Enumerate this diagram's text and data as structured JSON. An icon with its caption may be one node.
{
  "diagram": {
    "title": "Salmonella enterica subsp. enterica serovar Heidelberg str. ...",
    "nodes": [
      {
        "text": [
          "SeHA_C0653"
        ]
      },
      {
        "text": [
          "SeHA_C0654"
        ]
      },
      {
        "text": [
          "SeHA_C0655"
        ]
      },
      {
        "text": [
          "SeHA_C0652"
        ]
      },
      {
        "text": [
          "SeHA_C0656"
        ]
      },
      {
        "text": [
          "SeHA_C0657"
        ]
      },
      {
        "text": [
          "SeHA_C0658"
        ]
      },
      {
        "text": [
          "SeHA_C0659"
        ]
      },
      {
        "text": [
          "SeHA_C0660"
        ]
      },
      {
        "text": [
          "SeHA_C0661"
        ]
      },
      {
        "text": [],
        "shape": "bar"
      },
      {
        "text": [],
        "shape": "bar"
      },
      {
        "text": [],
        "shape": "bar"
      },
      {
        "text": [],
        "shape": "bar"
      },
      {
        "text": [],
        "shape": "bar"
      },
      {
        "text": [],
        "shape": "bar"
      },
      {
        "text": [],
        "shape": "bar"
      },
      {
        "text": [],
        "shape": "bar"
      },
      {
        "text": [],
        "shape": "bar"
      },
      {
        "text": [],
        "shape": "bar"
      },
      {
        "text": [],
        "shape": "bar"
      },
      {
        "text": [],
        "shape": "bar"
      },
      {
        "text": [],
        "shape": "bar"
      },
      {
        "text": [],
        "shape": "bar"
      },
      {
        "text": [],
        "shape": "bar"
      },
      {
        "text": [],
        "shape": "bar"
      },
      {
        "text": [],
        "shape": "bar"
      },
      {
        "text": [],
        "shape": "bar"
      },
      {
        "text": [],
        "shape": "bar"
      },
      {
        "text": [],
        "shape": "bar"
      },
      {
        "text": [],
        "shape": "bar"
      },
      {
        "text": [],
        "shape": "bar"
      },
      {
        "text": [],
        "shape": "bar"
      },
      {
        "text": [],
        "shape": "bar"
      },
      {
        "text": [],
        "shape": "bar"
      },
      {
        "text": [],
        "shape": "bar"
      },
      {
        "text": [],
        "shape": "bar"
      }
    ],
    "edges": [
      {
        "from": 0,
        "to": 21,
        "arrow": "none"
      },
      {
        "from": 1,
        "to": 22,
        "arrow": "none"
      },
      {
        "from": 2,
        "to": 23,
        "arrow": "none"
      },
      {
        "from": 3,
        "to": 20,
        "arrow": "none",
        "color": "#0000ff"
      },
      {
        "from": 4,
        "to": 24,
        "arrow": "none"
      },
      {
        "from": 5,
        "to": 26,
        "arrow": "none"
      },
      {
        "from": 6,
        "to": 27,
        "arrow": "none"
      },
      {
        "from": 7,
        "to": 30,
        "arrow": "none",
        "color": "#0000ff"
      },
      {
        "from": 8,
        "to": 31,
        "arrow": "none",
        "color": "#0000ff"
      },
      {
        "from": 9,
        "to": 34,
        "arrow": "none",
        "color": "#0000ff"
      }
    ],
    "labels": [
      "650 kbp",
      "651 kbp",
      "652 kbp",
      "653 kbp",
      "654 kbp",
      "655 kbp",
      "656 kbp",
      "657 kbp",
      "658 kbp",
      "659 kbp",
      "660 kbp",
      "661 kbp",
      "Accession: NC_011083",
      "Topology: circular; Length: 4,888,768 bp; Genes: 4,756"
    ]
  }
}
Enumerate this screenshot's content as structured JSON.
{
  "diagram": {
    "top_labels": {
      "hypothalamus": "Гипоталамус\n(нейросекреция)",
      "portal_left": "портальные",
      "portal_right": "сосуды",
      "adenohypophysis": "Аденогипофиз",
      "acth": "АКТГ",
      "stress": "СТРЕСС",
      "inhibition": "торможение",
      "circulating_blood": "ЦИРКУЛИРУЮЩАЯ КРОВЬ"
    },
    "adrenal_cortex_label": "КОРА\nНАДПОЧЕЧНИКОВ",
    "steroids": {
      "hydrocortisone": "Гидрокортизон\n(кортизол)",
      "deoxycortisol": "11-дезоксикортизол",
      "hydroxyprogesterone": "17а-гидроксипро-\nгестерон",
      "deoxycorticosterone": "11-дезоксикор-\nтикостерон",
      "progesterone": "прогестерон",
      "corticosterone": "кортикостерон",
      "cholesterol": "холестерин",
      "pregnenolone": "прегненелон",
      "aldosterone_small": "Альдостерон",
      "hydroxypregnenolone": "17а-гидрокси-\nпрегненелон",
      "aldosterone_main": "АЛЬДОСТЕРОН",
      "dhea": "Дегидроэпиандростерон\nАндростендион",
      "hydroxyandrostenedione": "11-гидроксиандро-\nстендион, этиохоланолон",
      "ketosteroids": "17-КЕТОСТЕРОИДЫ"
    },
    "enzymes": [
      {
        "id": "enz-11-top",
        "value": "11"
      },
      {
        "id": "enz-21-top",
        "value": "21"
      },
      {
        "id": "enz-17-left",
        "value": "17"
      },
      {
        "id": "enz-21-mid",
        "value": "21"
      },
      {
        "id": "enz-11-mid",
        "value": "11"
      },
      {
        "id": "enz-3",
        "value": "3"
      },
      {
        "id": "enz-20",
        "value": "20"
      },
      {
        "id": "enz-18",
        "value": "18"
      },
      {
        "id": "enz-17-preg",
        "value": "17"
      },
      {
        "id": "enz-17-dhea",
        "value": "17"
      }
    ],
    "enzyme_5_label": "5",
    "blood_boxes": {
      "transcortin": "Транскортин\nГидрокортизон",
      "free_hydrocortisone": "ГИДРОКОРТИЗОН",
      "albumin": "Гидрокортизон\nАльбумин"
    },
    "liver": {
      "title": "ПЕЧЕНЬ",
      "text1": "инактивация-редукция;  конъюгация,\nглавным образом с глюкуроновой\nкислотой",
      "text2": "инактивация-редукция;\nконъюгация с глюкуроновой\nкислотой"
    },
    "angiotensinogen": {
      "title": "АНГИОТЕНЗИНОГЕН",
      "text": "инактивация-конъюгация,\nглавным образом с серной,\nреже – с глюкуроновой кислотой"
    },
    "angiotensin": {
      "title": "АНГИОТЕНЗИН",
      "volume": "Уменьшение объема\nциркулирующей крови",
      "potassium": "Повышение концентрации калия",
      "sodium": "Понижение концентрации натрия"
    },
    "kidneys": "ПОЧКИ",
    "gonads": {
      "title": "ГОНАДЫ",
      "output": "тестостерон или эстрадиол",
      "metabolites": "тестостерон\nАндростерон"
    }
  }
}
+++
Give the data again, exactly as it stands.

Enumerate this diagram's text and data as structured JSON. An icon with its caption may be one node.
{
  "diagram": {
    "title": "Salmonella enterica subsp. enterica serovar Heidelberg str. ...",
    "nodes": [
      {
        "text": [
          "SeHA_C0653"
        ]
      },
      {
        "text": [
          "SeHA_C0654"
        ]
      },
      {
        "text": [
          "SeHA_C0655"
        ]
      },
      {
        "text": [
          "SeHA_C0652"
        ]
      },
      {
        "text": [
          "SeHA_C0656"
        ]
      },
      {
        "text": [
          "SeHA_C0657"
        ]
      },
      {
        "text": [
          "SeHA_C0658"
        ]
      },
      {
        "text": [
          "SeHA_C0659"
        ]
      },
      {
        "text": [
          "SeHA_C0660"
        ]
      },
      {
        "text": [
          "SeHA_C0661"
        ]
      },
      {
        "text": [],
        "shape": "bar"
      },
      {
        "text": [],
        "shape": "bar"
      },
      {
        "text": [],
        "shape": "bar"
      },
      {
        "text": [],
        "shape": "bar"
      },
      {
        "text": [],
        "shape": "bar"
      },
      {
        "text": [],
        "shape": "bar"
      },
      {
        "text": [],
        "shape": "bar"
      },
      {
        "text": [],
        "shape": "bar"
      },
      {
        "text": [],
        "shape": "bar"
      },
      {
        "text": [],
        "shape": "bar"
      },
      {
        "text": [],
        "shape": "bar"
      },
      {
        "text": [],
        "shape": "bar"
      },
      {
        "text": [],
        "shape": "bar"
      },
      {
        "text": [],
        "shape": "bar"
      },
      {
        "text": [],
        "shape": "bar"
      },
      {
        "text": [],
        "shape": "bar"
      },
      {
        "text": [],
        "shape": "bar"
      },
      {
        "text": [],
        "shape": "bar"
      },
      {
        "text": [],
        "shape": "bar"
      },
      {
        "text": [],
        "shape": "bar"
      },
      {
        "text": [],
        "shape": "bar"
      },
      {
        "text": [],
        "shape": "bar"
      },
      {
        "text": [],
        "shape": "bar"
      },
      {
        "text": [],
        "shape": "bar"
      },
      {
        "text": [],
        "shape": "bar"
      },
      {
        "text": [],
        "shape": "bar"
      },
      {
        "text": [],
        "shape": "bar"
      }
    ],
    "edges": [
      {
        "from": 0,
        "to": 21,
        "arrow": "none"
      },
      {
        "from": 1,
        "to": 22,
        "arrow": "none"
      },
      {
        "from": 2,
        "to": 23,
        "arrow": "none"
      },
      {
        "from": 3,
        "to": 20,
        "arrow": "none",
        "color": "#0000ff"
      },
      {
        "from": 4,
        "to": 24,
        "arrow": "none"
      },
      {
        "from": 5,
        "to": 26,
        "arrow": "none"
      },
      {
        "from": 6,
        "to": 27,
        "arrow": "none"
      },
      {
        "from": 7,
        "to": 30,
        "arrow": "none",
        "color": "#0000ff"
      },
      {
        "from": 8,
        "to": 31,
        "arrow": "none",
        "color": "#0000ff"
      },
      {
        "from": 9,
        "to": 34,
        "arrow": "none",
        "color": "#0000ff"
      }
    ],
    "labels": [
      "650 kbp",
      "651 kbp",
      "652 kbp",
      "653 kbp",
      "654 kbp",
      "655 kbp",
      "656 kbp",
      "657 kbp",
      "658 kbp",
      "659 kbp",
      "660 kbp",
      "661 kbp",
      "Accession: NC_011083",
      "Topology: circular; Length: 4,888,768 bp; Genes: 4,756"
    ]
  }
}
Enumerate this screenshot's content as structured JSON.
{
  "diagram": {
    "top_labels": {
      "hypothalamus": "Гипоталамус\n(нейросекреция)",
      "portal_left": "портальные",
      "portal_right": "сосуды",
      "adenohypophysis": "Аденогипофиз",
      "acth": "АКТГ",
      "stress": "СТРЕСС",
      "inhibition": "торможение",
      "circulating_blood": "ЦИРКУЛИРУЮЩАЯ КРОВЬ"
    },
    "adrenal_cortex_label": "КОРА\nНАДПОЧЕЧНИКОВ",
    "steroids": {
      "hydrocortisone": "Гидрокортизон\n(кортизол)",
      "deoxycortisol": "11-дезоксикортизол",
      "hydroxyprogesterone": "17а-гидроксипро-\nгестерон",
      "deoxycorticosterone": "11-дезоксикор-\nтикостерон",
      "progesterone": "прогестерон",
      "corticosterone": "кортикостерон",
      "cholesterol": "холестерин",
      "pregnenolone": "прегненелон",
      "aldosterone_small": "Альдостерон",
      "hydroxypregnenolone": "17а-гидрокси-\nпрегненелон",
      "aldosterone_main": "АЛЬДОСТЕРОН",
      "dhea": "Дегидроэпиандростерон\nАндростендион",
      "hydroxyandrostenedione": "11-гидроксиандро-\nстендион, этиохоланолон",
      "ketosteroids": "17-КЕТОСТЕРОИДЫ"
    },
    "enzymes": [
      {
        "id": "enz-11-top",
        "value": "11"
      },
      {
        "id": "enz-21-top",
        "value": "21"
      },
      {
        "id": "enz-17-left",
        "value": "17"
      },
      {
        "id": "enz-21-mid",
        "value": "21"
      },
      {
        "id": "enz-11-mid",
        "value": "11"
      },
      {
        "id": "enz-3",
        "value": "3"
      },
      {
        "id": "enz-20",
        "value": "20"
      },
      {
        "id": "enz-18",
        "value": "18"
      },
      {
        "id": "enz-17-preg",
        "value": "17"
      },
      {
        "id": "enz-17-dhea",
        "value": "17"
      }
    ],
    "enzyme_5_label": "5",
    "blood_boxes": {
      "transcortin": "Транскортин\nГидрокортизон",
      "free_hydrocortisone": "ГИДРОКОРТИЗОН",
      "albumin": "Гидрокортизон\nАльбумин"
    },
    "liver": {
      "title": "ПЕЧЕНЬ",
      "text1": "инактивация-редукция;  конъюгация,\nглавным образом с глюкуроновой\nкислотой",
      "text2": "инактивация-редукция;\nконъюгация с глюкуроновой\nкислотой"
    },
    "angiotensinogen": {
      "title": "АНГИОТЕНЗИНОГЕН",
      "text": "инактивация-конъюгация,\nглавным образом с серной,\nреже – с глюкуроновой кислотой"
    },
    "angiotensin": {
      "title": "АНГИОТЕНЗИН",
      "volume": "Уменьшение объема\nциркулирующей крови",
      "potassium": "Повышение концентрации калия",
      "sodium": "Понижение концентрации натрия"
    },
    "kidneys": "ПОЧКИ",
    "gonads": {
      "title": "ГОНАДЫ",
      "output": "тестостерон или эстрадиол",
      "metabolites": "тестостерон\nАндростерон"
    }
  }
}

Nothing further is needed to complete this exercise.